What to work on: Locate the word "становится" in the entries below, then gather every line that holds it.

______________________________

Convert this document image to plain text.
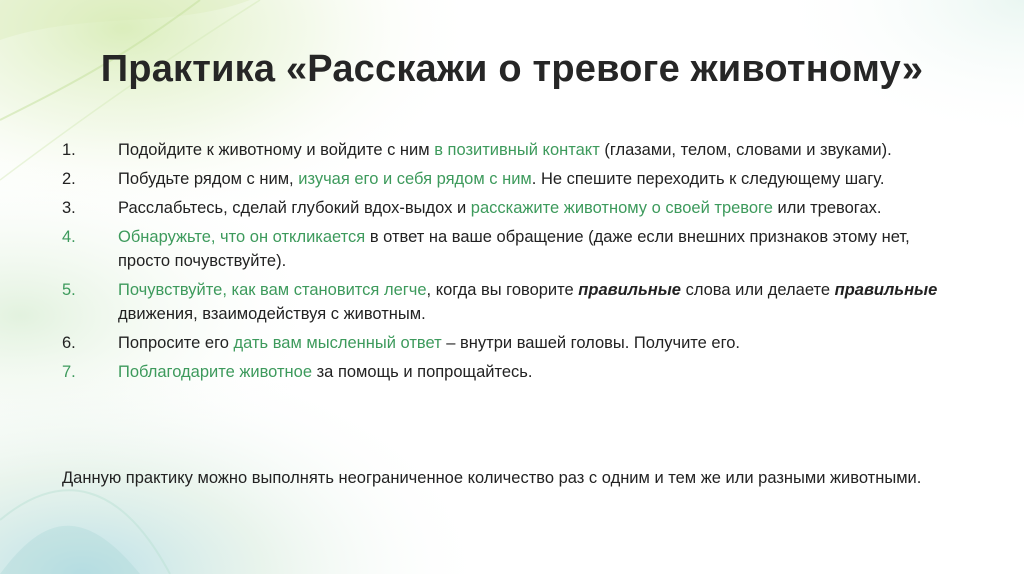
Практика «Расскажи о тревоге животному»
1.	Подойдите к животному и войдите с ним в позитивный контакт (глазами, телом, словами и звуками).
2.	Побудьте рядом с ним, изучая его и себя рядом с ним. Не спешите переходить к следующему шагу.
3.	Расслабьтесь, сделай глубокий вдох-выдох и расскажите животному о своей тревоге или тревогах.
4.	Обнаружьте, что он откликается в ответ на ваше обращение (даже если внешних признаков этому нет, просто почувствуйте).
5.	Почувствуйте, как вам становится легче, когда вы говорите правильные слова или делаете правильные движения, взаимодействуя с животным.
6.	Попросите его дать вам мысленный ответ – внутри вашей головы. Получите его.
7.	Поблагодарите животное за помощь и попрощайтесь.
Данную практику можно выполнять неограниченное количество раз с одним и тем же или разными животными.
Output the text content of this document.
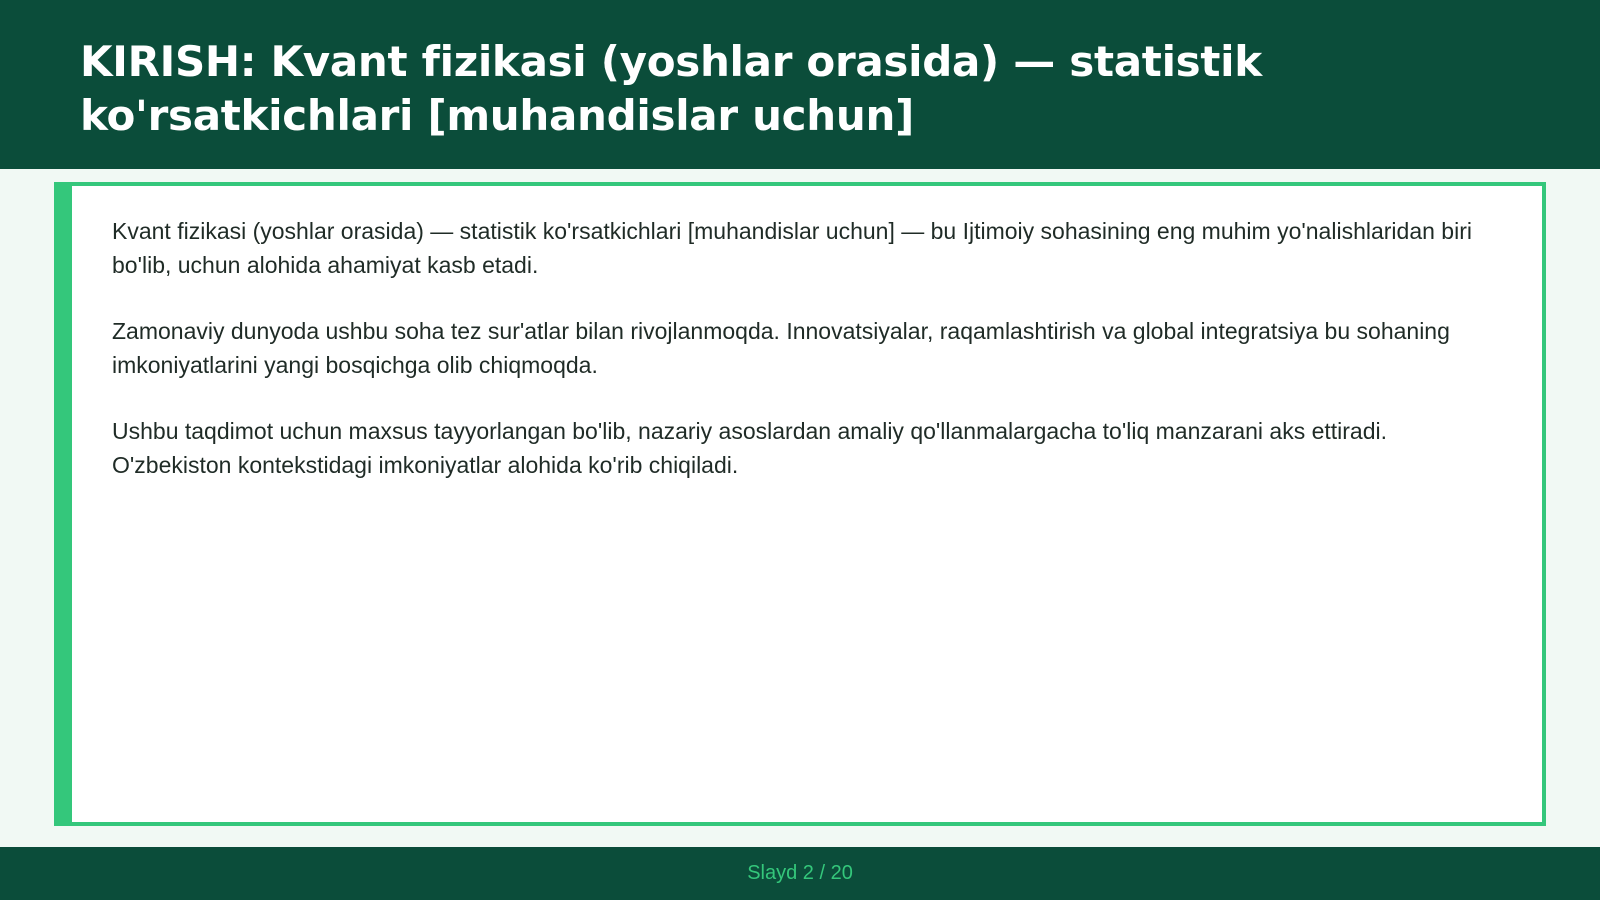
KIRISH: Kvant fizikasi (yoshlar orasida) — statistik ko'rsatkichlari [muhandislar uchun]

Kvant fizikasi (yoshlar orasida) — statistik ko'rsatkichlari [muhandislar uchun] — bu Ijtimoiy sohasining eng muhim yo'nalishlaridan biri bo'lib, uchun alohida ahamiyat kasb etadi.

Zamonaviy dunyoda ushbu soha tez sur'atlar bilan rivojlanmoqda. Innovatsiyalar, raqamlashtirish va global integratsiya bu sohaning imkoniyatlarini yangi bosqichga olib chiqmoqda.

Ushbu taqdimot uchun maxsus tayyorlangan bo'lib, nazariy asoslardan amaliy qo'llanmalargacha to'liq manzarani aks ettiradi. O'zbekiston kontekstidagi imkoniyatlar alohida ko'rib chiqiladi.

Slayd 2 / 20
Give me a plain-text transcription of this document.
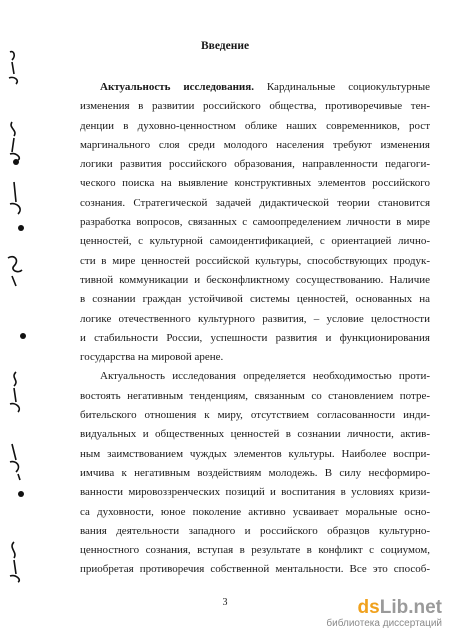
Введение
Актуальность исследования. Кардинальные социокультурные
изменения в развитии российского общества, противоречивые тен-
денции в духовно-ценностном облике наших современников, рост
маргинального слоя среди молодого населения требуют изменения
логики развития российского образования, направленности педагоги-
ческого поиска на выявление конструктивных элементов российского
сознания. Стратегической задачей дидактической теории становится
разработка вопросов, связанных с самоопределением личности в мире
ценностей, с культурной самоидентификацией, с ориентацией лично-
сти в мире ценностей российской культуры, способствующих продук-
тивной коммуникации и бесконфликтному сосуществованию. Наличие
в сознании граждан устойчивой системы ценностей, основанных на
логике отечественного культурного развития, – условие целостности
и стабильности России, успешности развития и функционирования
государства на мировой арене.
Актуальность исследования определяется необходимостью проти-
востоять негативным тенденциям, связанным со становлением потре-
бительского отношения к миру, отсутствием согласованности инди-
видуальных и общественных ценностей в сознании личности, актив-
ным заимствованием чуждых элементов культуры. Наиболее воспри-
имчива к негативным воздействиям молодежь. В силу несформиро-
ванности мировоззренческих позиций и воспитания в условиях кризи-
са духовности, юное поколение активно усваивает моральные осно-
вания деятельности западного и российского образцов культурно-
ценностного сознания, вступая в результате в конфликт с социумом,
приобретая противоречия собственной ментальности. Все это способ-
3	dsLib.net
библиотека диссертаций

______________________________

Solution to this exercise:
5.	Почувствуйте, как вам становится легче, когда вы говорите правильные слова или делаете правильные движения, взаимодействуя с животным.
сознания. Стратегической задачей дидактической теории становится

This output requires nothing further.